Stored records
-- -- --

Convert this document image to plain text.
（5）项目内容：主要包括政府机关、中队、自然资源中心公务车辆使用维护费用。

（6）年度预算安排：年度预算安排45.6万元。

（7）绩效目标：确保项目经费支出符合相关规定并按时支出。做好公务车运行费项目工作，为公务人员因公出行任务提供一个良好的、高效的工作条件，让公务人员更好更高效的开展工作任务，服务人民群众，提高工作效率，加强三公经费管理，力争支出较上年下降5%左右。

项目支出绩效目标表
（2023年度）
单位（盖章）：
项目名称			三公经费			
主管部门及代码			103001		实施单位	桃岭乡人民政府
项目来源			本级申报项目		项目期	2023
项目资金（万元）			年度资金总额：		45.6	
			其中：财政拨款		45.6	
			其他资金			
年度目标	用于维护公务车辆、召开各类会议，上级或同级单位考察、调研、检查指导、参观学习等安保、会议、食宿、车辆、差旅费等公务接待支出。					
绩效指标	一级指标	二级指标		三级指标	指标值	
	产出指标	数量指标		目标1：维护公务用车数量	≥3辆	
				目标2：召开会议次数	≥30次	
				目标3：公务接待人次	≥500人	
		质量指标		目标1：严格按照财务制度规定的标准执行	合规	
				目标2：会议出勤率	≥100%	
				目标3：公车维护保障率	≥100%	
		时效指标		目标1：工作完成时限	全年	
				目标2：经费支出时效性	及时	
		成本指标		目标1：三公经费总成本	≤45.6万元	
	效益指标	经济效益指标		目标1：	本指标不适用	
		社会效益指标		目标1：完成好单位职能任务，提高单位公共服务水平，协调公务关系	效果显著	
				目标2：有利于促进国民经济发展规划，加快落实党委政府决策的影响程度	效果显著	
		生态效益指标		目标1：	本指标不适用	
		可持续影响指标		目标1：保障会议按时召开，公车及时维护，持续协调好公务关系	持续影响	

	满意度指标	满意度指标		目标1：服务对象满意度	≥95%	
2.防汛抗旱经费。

-- -- --

Instructions for the task
Retype the listing above in full, with no alterations.

Result of this exercise
Convert this document image to plain text.
（5）项目内容：主要包括政府机关、中队、自然资源中心公务车辆使用维护费用。

（6）年度预算安排：年度预算安排45.6万元。

（7）绩效目标：确保项目经费支出符合相关规定并按时支出。做好公务车运行费项目工作，为公务人员因公出行任务提供一个良好的、高效的工作条件，让公务人员更好更高效的开展工作任务，服务人民群众，提高工作效率，加强三公经费管理，力争支出较上年下降5%左右。

项目支出绩效目标表
（2023年度）
单位（盖章）：
项目名称			三公经费			
主管部门及代码			103001		实施单位	桃岭乡人民政府
项目来源			本级申报项目		项目期	2023
项目资金（万元）			年度资金总额：		45.6	
			其中：财政拨款		45.6	
			其他资金			
年度目标	用于维护公务车辆、召开各类会议，上级或同级单位考察、调研、检查指导、参观学习等安保、会议、食宿、车辆、差旅费等公务接待支出。					
绩效指标	一级指标	二级指标		三级指标	指标值	
	产出指标	数量指标		目标1：维护公务用车数量	≥3辆	
				目标2：召开会议次数	≥30次	
				目标3：公务接待人次	≥500人	
		质量指标		目标1：严格按照财务制度规定的标准执行	合规	
				目标2：会议出勤率	≥100%	
				目标3：公车维护保障率	≥100%	
		时效指标		目标1：工作完成时限	全年	
				目标2：经费支出时效性	及时	
		成本指标		目标1：三公经费总成本	≤45.6万元	
	效益指标	经济效益指标		目标1：	本指标不适用	
		社会效益指标		目标1：完成好单位职能任务，提高单位公共服务水平，协调公务关系	效果显著	
				目标2：有利于促进国民经济发展规划，加快落实党委政府决策的影响程度	效果显著	
		生态效益指标		目标1：	本指标不适用	
		可持续影响指标		目标1：保障会议按时召开，公车及时维护，持续协调好公务关系	持续影响	

	满意度指标	满意度指标		目标1：服务对象满意度	≥95%	
2.防汛抗旱经费。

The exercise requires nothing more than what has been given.